▸ What to work on:
Without including any images, repeat the data exactly.

▸ Dataset:
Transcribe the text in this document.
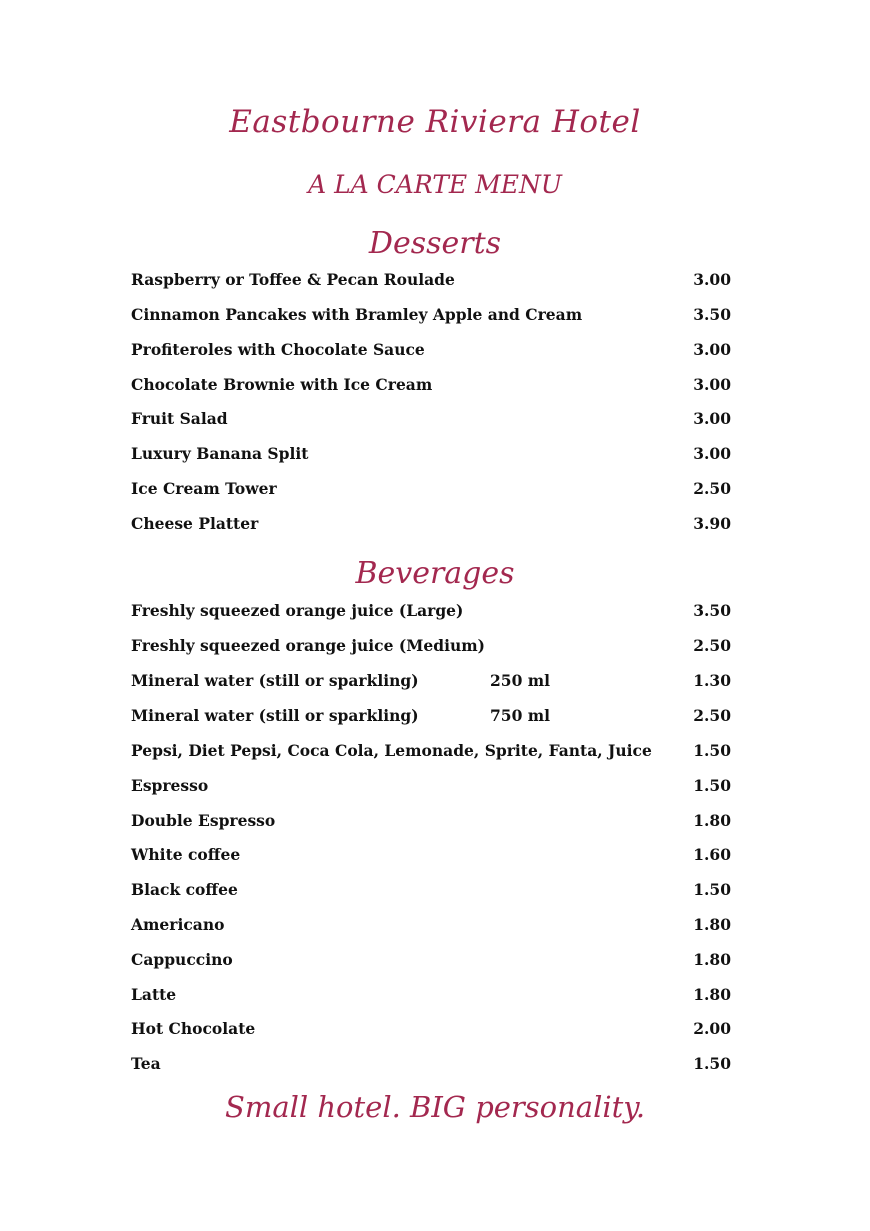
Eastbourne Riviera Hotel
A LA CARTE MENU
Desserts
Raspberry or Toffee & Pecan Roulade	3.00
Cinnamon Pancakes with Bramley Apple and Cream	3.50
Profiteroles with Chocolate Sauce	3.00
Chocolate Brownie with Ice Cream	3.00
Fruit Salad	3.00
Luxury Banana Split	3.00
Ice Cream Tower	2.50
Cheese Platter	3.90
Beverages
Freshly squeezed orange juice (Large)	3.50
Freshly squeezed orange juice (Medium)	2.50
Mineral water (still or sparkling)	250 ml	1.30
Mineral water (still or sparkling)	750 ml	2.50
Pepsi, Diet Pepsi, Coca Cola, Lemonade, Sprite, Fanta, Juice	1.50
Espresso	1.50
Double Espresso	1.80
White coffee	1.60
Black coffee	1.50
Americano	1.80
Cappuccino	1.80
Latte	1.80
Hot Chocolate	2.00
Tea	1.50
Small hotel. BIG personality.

▸ Output of the exercise:
Transcribe the text in this document.
Eastbourne Riviera Hotel
A LA CARTE MENU
Desserts
Raspberry or Toffee & Pecan Roulade	3.00
Cinnamon Pancakes with Bramley Apple and Cream	3.50
Profiteroles with Chocolate Sauce	3.00
Chocolate Brownie with Ice Cream	3.00
Fruit Salad	3.00
Luxury Banana Split	3.00
Ice Cream Tower	2.50
Cheese Platter	3.90
Beverages
Freshly squeezed orange juice (Large)	3.50
Freshly squeezed orange juice (Medium)	2.50
Mineral water (still or sparkling)	250 ml	1.30
Mineral water (still or sparkling)	750 ml	2.50
Pepsi, Diet Pepsi, Coca Cola, Lemonade, Sprite, Fanta, Juice	1.50
Espresso	1.50
Double Espresso	1.80
White coffee	1.60
Black coffee	1.50
Americano	1.80
Cappuccino	1.80
Latte	1.80
Hot Chocolate	2.00
Tea	1.50
Small hotel. BIG personality.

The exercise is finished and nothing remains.